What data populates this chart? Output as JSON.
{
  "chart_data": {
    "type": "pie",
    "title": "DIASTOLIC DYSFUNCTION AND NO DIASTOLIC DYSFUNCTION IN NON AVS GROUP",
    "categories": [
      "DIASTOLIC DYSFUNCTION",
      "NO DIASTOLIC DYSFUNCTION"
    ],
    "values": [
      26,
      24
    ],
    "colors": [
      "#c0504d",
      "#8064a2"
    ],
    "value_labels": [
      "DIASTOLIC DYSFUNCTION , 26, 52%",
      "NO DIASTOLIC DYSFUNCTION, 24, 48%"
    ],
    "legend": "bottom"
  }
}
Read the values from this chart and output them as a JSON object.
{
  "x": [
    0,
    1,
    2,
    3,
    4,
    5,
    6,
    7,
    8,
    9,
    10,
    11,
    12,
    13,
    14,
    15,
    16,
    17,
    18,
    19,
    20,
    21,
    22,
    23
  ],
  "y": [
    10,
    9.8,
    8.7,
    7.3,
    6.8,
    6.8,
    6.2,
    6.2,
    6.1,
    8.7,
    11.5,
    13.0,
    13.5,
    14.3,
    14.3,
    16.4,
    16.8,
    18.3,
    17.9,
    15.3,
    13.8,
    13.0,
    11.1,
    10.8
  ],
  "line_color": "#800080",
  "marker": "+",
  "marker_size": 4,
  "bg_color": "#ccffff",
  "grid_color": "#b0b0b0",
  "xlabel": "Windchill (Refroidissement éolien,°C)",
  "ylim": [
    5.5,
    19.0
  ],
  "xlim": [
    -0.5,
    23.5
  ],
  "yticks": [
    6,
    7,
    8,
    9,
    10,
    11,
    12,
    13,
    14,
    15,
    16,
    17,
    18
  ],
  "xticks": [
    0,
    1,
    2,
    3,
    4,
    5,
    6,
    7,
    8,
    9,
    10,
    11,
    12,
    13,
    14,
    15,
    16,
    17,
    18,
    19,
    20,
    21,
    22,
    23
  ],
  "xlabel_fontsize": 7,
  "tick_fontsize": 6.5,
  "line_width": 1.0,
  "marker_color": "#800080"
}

_EXERCISE_
In this exercise, repeat all entries exactly.

_OUTPUT OF THE EXERCISE_
What data populates this chart? Output as JSON.
{
  "chart_data": {
    "type": "pie",
    "title": "DIASTOLIC DYSFUNCTION AND NO DIASTOLIC DYSFUNCTION IN NON AVS GROUP",
    "categories": [
      "DIASTOLIC DYSFUNCTION",
      "NO DIASTOLIC DYSFUNCTION"
    ],
    "values": [
      26,
      24
    ],
    "colors": [
      "#c0504d",
      "#8064a2"
    ],
    "value_labels": [
      "DIASTOLIC DYSFUNCTION , 26, 52%",
      "NO DIASTOLIC DYSFUNCTION, 24, 48%"
    ],
    "legend": "bottom"
  }
}
Read the values from this chart and output them as a JSON object.
{
  "x": [
    0,
    1,
    2,
    3,
    4,
    5,
    6,
    7,
    8,
    9,
    10,
    11,
    12,
    13,
    14,
    15,
    16,
    17,
    18,
    19,
    20,
    21,
    22,
    23
  ],
  "y": [
    10,
    9.8,
    8.7,
    7.3,
    6.8,
    6.8,
    6.2,
    6.2,
    6.1,
    8.7,
    11.5,
    13.0,
    13.5,
    14.3,
    14.3,
    16.4,
    16.8,
    18.3,
    17.9,
    15.3,
    13.8,
    13.0,
    11.1,
    10.8
  ],
  "line_color": "#800080",
  "marker": "+",
  "marker_size": 4,
  "bg_color": "#ccffff",
  "grid_color": "#b0b0b0",
  "xlabel": "Windchill (Refroidissement éolien,°C)",
  "ylim": [
    5.5,
    19.0
  ],
  "xlim": [
    -0.5,
    23.5
  ],
  "yticks": [
    6,
    7,
    8,
    9,
    10,
    11,
    12,
    13,
    14,
    15,
    16,
    17,
    18
  ],
  "xticks": [
    0,
    1,
    2,
    3,
    4,
    5,
    6,
    7,
    8,
    9,
    10,
    11,
    12,
    13,
    14,
    15,
    16,
    17,
    18,
    19,
    20,
    21,
    22,
    23
  ],
  "xlabel_fontsize": 7,
  "tick_fontsize": 6.5,
  "line_width": 1.0,
  "marker_color": "#800080"
}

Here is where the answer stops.